▶ **GIVEN PROBLEM**
Tally how many lines of these entries hold the string "жалюзи". Return the number alone.

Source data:
start

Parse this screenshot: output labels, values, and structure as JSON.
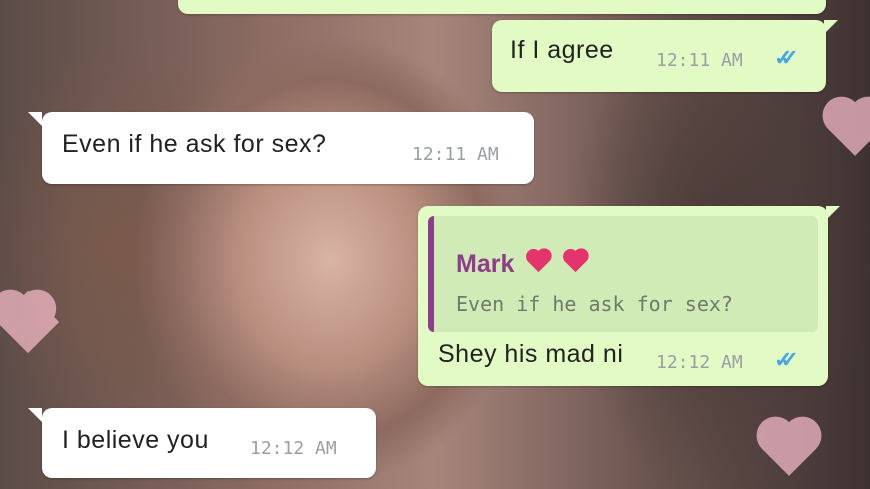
{
  "chat": {
    "messages": [
      {
        "direction": "out",
        "text": "If I agree",
        "time": "12:11 AM",
        "status_icon": "double-check-read-icon"
      },
      {
        "direction": "in",
        "text": "Even if he ask for sex?",
        "time": "12:11 AM"
      },
      {
        "direction": "out",
        "reply": {
          "author": "Mark",
          "author_emoji": "sparkling-heart-icon",
          "text": "Even if he ask for sex?"
        },
        "text": "Shey his mad ni",
        "time": "12:12 AM",
        "status_icon": "double-check-read-icon"
      },
      {
        "direction": "in",
        "text": "I believe you",
        "time": "12:12 AM"
      }
    ],
    "colors": {
      "outgoing_bubble": "#e2fbc5",
      "incoming_bubble": "#ffffff",
      "reply_accent": "#8e3c8c",
      "read_ticks": "#4aa4e6"
    }
  }
}
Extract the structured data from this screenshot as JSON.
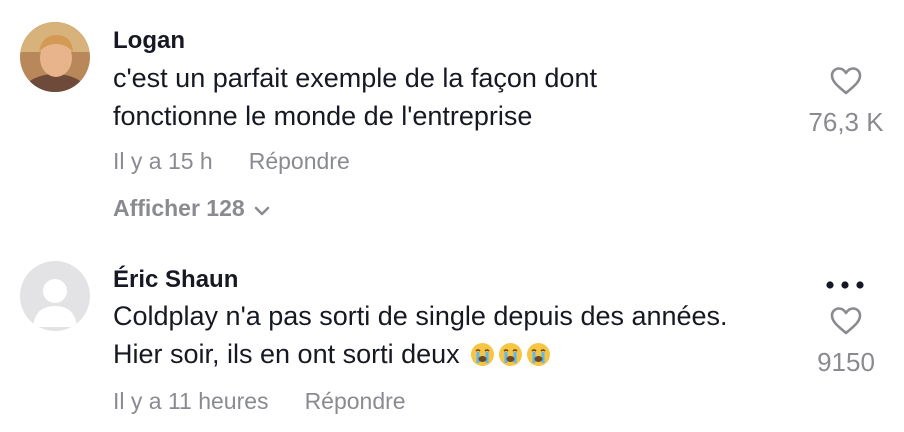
{
  "comments": [
    {
      "username": "Logan",
      "text_lines": [
        "c'est un parfait exemple de la façon dont",
        "fonctionne le monde de l'entreprise"
      ],
      "time": "Il y a 15 h",
      "reply": "Répondre",
      "likes": "76,3 K",
      "view_replies": "Afficher 128"
    },
    {
      "username": "Éric Shaun",
      "text_lines": [
        "Coldplay n'a pas sorti de single depuis des années.",
        "Hier soir, ils en ont sorti deux"
      ],
      "time": "Il y a 11 heures",
      "reply": "Répondre",
      "likes": "9150",
      "emojis": [
        "loudly-crying-face",
        "loudly-crying-face",
        "loudly-crying-face"
      ]
    }
  ],
  "colors": {
    "text": "#161823",
    "muted": "#8a8b91",
    "emoji": "#f7c544"
  }
}
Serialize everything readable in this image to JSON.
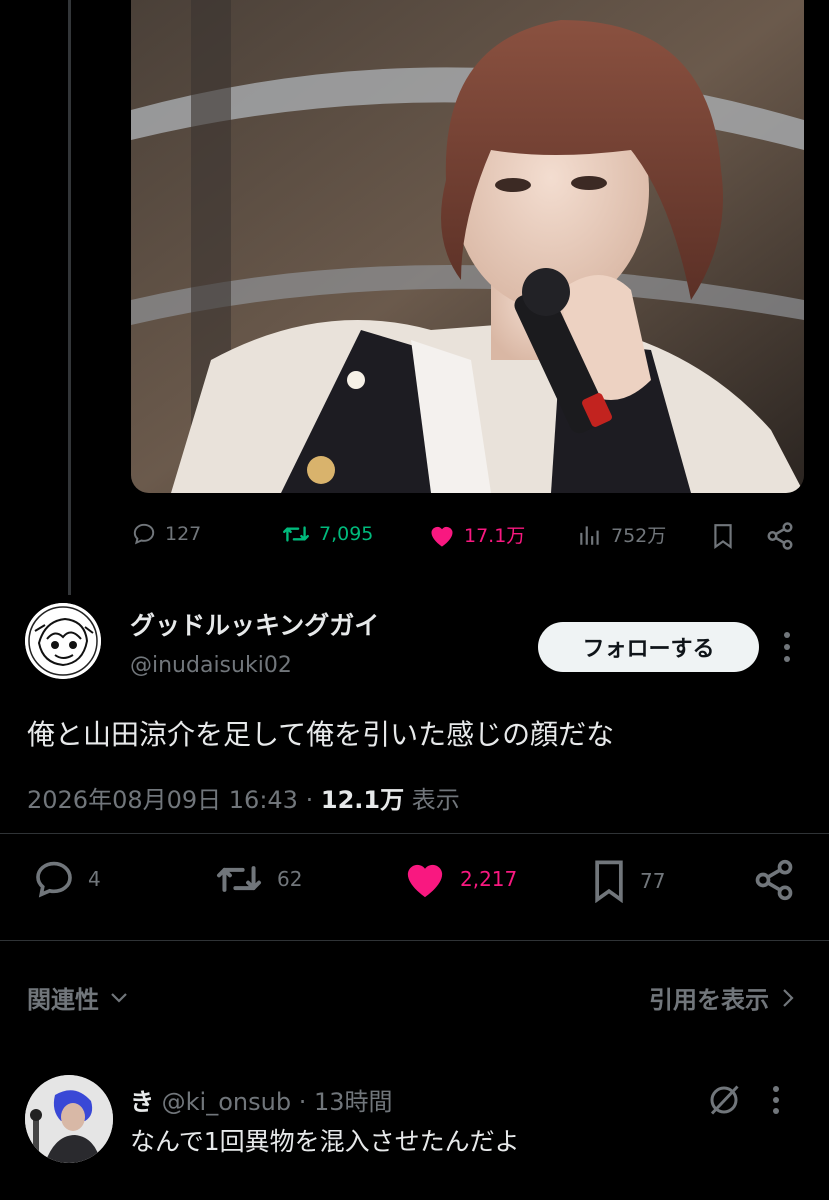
{
  "quoted_post": {
    "stats": {
      "replies": "127",
      "reposts": "7,095",
      "likes": "17.1万",
      "views": "752万"
    }
  },
  "post": {
    "author_name": "グッドルッキングガイ",
    "author_handle": "@inudaisuki02",
    "follow_label": "フォローする",
    "text": "俺と山田涼介を足して俺を引いた感じの顔だな",
    "date": "2026年08月09日 16:43",
    "separator": "·",
    "views_count": "12.1万",
    "views_label": "表示",
    "actions": {
      "replies": "4",
      "reposts": "62",
      "likes": "2,217",
      "bookmarks": "77"
    }
  },
  "tabs": {
    "sort_label": "関連性",
    "quotes_label": "引用を表示"
  },
  "reply": {
    "author_name": "き",
    "author_handle": "@ki_onsub",
    "separator": "·",
    "time": "13時間",
    "text": "なんで1回異物を混入させたんだよ"
  },
  "colors": {
    "background": "#000000",
    "like_pink": "#f91880",
    "repost_green": "#00ba7c",
    "muted": "#71767b"
  }
}
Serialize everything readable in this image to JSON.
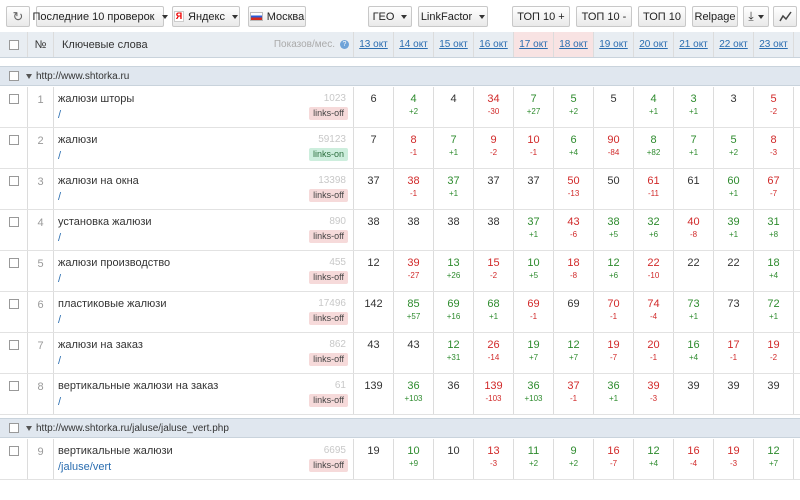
{
  "toolbar": {
    "history_label": "Последние 10 проверок",
    "engine_label": "Яндекс",
    "engine_logo": "Я",
    "region_label": "Москва",
    "geo_label": "ГЕО",
    "linkfactor_label": "LinkFactor",
    "top10plus_label": "ТОП 10 +",
    "top10minus_label": "ТОП 10 -",
    "top10_label": "ТОП 10",
    "relpage_label": "Relpage"
  },
  "table": {
    "col_num": "№",
    "col_keywords": "Ключевые слова",
    "col_shows": "Показов/мес.",
    "dates": [
      "13 окт",
      "14 окт",
      "15 окт",
      "16 окт",
      "17 окт",
      "18 окт",
      "19 окт",
      "20 окт",
      "21 окт",
      "22 окт",
      "23 окт"
    ],
    "highlight_dates": [
      4,
      5
    ]
  },
  "groups": [
    {
      "url": "http://www.shtorka.ru",
      "rows": [
        {
          "n": "1",
          "kw": "жалюзи шторы",
          "sub": "/",
          "shows": "1023",
          "tag": "links-off",
          "pos": [
            [
              "6",
              "",
              "flat"
            ],
            [
              "4",
              "+2",
              "up"
            ],
            [
              "4",
              "",
              "flat"
            ],
            [
              "34",
              "-30",
              "down"
            ],
            [
              "7",
              "+27",
              "up"
            ],
            [
              "5",
              "+2",
              "up"
            ],
            [
              "5",
              "",
              "flat"
            ],
            [
              "4",
              "+1",
              "up"
            ],
            [
              "3",
              "+1",
              "up"
            ],
            [
              "3",
              "",
              "flat"
            ],
            [
              "5",
              "-2",
              "down"
            ]
          ]
        },
        {
          "n": "2",
          "kw": "жалюзи",
          "sub": "/",
          "shows": "59123",
          "tag": "links-on",
          "pos": [
            [
              "7",
              "",
              "flat"
            ],
            [
              "8",
              "-1",
              "down"
            ],
            [
              "7",
              "+1",
              "up"
            ],
            [
              "9",
              "-2",
              "down"
            ],
            [
              "10",
              "-1",
              "down"
            ],
            [
              "6",
              "+4",
              "up"
            ],
            [
              "90",
              "-84",
              "down"
            ],
            [
              "8",
              "+82",
              "up"
            ],
            [
              "7",
              "+1",
              "up"
            ],
            [
              "5",
              "+2",
              "up"
            ],
            [
              "8",
              "-3",
              "down"
            ]
          ]
        },
        {
          "n": "3",
          "kw": "жалюзи на окна",
          "sub": "/",
          "shows": "13398",
          "tag": "links-off",
          "pos": [
            [
              "37",
              "",
              "flat"
            ],
            [
              "38",
              "-1",
              "down"
            ],
            [
              "37",
              "+1",
              "up"
            ],
            [
              "37",
              "",
              "flat"
            ],
            [
              "37",
              "",
              "flat"
            ],
            [
              "50",
              "-13",
              "down"
            ],
            [
              "50",
              "",
              "flat"
            ],
            [
              "61",
              "-11",
              "down"
            ],
            [
              "61",
              "",
              "flat"
            ],
            [
              "60",
              "+1",
              "up"
            ],
            [
              "67",
              "-7",
              "down"
            ]
          ]
        },
        {
          "n": "4",
          "kw": "установка жалюзи",
          "sub": "/",
          "shows": "890",
          "tag": "links-off",
          "pos": [
            [
              "38",
              "",
              "flat"
            ],
            [
              "38",
              "",
              "flat"
            ],
            [
              "38",
              "",
              "flat"
            ],
            [
              "38",
              "",
              "flat"
            ],
            [
              "37",
              "+1",
              "up"
            ],
            [
              "43",
              "-6",
              "down"
            ],
            [
              "38",
              "+5",
              "up"
            ],
            [
              "32",
              "+6",
              "up"
            ],
            [
              "40",
              "-8",
              "down"
            ],
            [
              "39",
              "+1",
              "up"
            ],
            [
              "31",
              "+8",
              "up"
            ]
          ]
        },
        {
          "n": "5",
          "kw": "жалюзи производство",
          "sub": "/",
          "shows": "455",
          "tag": "links-off",
          "pos": [
            [
              "12",
              "",
              "flat"
            ],
            [
              "39",
              "-27",
              "down"
            ],
            [
              "13",
              "+26",
              "up"
            ],
            [
              "15",
              "-2",
              "down"
            ],
            [
              "10",
              "+5",
              "up"
            ],
            [
              "18",
              "-8",
              "down"
            ],
            [
              "12",
              "+6",
              "up"
            ],
            [
              "22",
              "-10",
              "down"
            ],
            [
              "22",
              "",
              "flat"
            ],
            [
              "22",
              "",
              "flat"
            ],
            [
              "18",
              "+4",
              "up"
            ]
          ]
        },
        {
          "n": "6",
          "kw": "пластиковые жалюзи",
          "sub": "/",
          "shows": "17496",
          "tag": "links-off",
          "pos": [
            [
              "142",
              "",
              "flat"
            ],
            [
              "85",
              "+57",
              "up"
            ],
            [
              "69",
              "+16",
              "up"
            ],
            [
              "68",
              "+1",
              "up"
            ],
            [
              "69",
              "-1",
              "down"
            ],
            [
              "69",
              "",
              "flat"
            ],
            [
              "70",
              "-1",
              "down"
            ],
            [
              "74",
              "-4",
              "down"
            ],
            [
              "73",
              "+1",
              "up"
            ],
            [
              "73",
              "",
              "flat"
            ],
            [
              "72",
              "+1",
              "up"
            ]
          ]
        },
        {
          "n": "7",
          "kw": "жалюзи на заказ",
          "sub": "/",
          "shows": "862",
          "tag": "links-off",
          "pos": [
            [
              "43",
              "",
              "flat"
            ],
            [
              "43",
              "",
              "flat"
            ],
            [
              "12",
              "+31",
              "up"
            ],
            [
              "26",
              "-14",
              "down"
            ],
            [
              "19",
              "+7",
              "up"
            ],
            [
              "12",
              "+7",
              "up"
            ],
            [
              "19",
              "-7",
              "down"
            ],
            [
              "20",
              "-1",
              "down"
            ],
            [
              "16",
              "+4",
              "up"
            ],
            [
              "17",
              "-1",
              "down"
            ],
            [
              "19",
              "-2",
              "down"
            ]
          ]
        },
        {
          "n": "8",
          "kw": "вертикальные жалюзи на заказ",
          "sub": "/",
          "shows": "61",
          "tag": "links-off",
          "pos": [
            [
              "139",
              "",
              "flat"
            ],
            [
              "36",
              "+103",
              "up"
            ],
            [
              "36",
              "",
              "flat"
            ],
            [
              "139",
              "-103",
              "down"
            ],
            [
              "36",
              "+103",
              "up"
            ],
            [
              "37",
              "-1",
              "down"
            ],
            [
              "36",
              "+1",
              "up"
            ],
            [
              "39",
              "-3",
              "down"
            ],
            [
              "39",
              "",
              "flat"
            ],
            [
              "39",
              "",
              "flat"
            ],
            [
              "39",
              "",
              "flat"
            ]
          ]
        }
      ]
    },
    {
      "url": "http://www.shtorka.ru/jaluse/jaluse_vert.php",
      "rows": [
        {
          "n": "9",
          "kw": "вертикальные жалюзи",
          "sub": "/jaluse/vert",
          "shows": "6695",
          "tag": "links-off",
          "pos": [
            [
              "19",
              "",
              "flat"
            ],
            [
              "10",
              "+9",
              "up"
            ],
            [
              "10",
              "",
              "flat"
            ],
            [
              "13",
              "-3",
              "down"
            ],
            [
              "11",
              "+2",
              "up"
            ],
            [
              "9",
              "+2",
              "up"
            ],
            [
              "16",
              "-7",
              "down"
            ],
            [
              "12",
              "+4",
              "up"
            ],
            [
              "16",
              "-4",
              "down"
            ],
            [
              "19",
              "-3",
              "down"
            ],
            [
              "12",
              "+7",
              "up"
            ]
          ]
        }
      ]
    }
  ]
}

end

▶ **RESULT OF THIS TASK**
9